[Start RECORDS SUPPLIED]
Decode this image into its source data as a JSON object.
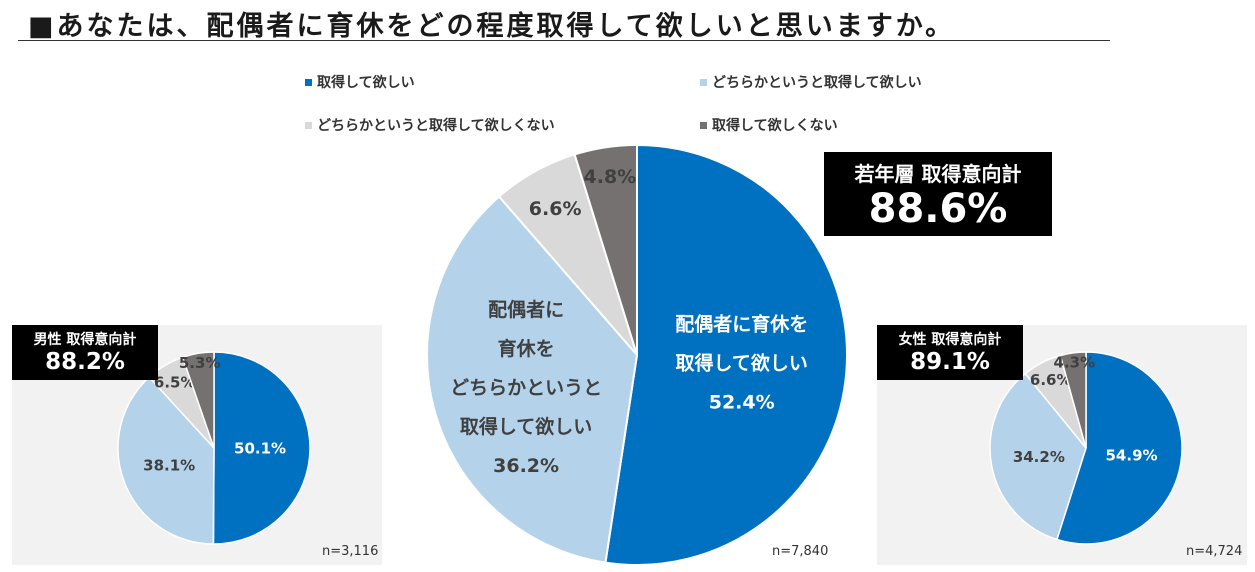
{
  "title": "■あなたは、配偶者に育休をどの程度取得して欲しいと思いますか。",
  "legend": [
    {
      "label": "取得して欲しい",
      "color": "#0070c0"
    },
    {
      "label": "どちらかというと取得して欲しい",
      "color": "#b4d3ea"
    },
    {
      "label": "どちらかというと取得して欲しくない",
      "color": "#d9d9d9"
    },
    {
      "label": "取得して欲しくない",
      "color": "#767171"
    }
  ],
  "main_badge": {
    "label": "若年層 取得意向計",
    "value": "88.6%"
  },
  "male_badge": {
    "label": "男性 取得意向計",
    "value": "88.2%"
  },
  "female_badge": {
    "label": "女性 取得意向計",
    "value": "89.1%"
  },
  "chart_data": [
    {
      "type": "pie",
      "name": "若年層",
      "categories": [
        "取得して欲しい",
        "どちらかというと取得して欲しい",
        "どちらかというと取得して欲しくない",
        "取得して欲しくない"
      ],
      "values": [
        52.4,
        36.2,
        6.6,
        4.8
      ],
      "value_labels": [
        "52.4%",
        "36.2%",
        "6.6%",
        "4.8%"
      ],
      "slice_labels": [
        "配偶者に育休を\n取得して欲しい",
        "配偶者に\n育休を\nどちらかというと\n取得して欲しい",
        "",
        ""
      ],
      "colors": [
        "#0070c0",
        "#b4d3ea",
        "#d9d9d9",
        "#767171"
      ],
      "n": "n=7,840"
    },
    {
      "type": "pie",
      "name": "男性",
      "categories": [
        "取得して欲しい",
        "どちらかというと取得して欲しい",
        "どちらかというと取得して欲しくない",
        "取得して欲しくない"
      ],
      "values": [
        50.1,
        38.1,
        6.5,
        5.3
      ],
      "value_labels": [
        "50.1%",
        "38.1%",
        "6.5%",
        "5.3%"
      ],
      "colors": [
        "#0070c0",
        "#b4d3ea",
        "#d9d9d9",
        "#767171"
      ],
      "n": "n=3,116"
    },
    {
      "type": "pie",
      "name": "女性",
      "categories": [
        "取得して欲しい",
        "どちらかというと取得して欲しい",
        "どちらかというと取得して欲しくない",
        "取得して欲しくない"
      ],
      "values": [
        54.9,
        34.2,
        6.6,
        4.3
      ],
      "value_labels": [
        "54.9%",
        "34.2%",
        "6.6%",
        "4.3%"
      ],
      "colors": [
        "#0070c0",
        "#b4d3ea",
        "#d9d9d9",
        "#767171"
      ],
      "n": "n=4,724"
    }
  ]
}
[End RECORDS SUPPLIED]
Report the number of lines that include the string "n取得して欲しい"; return nothing but the count.

2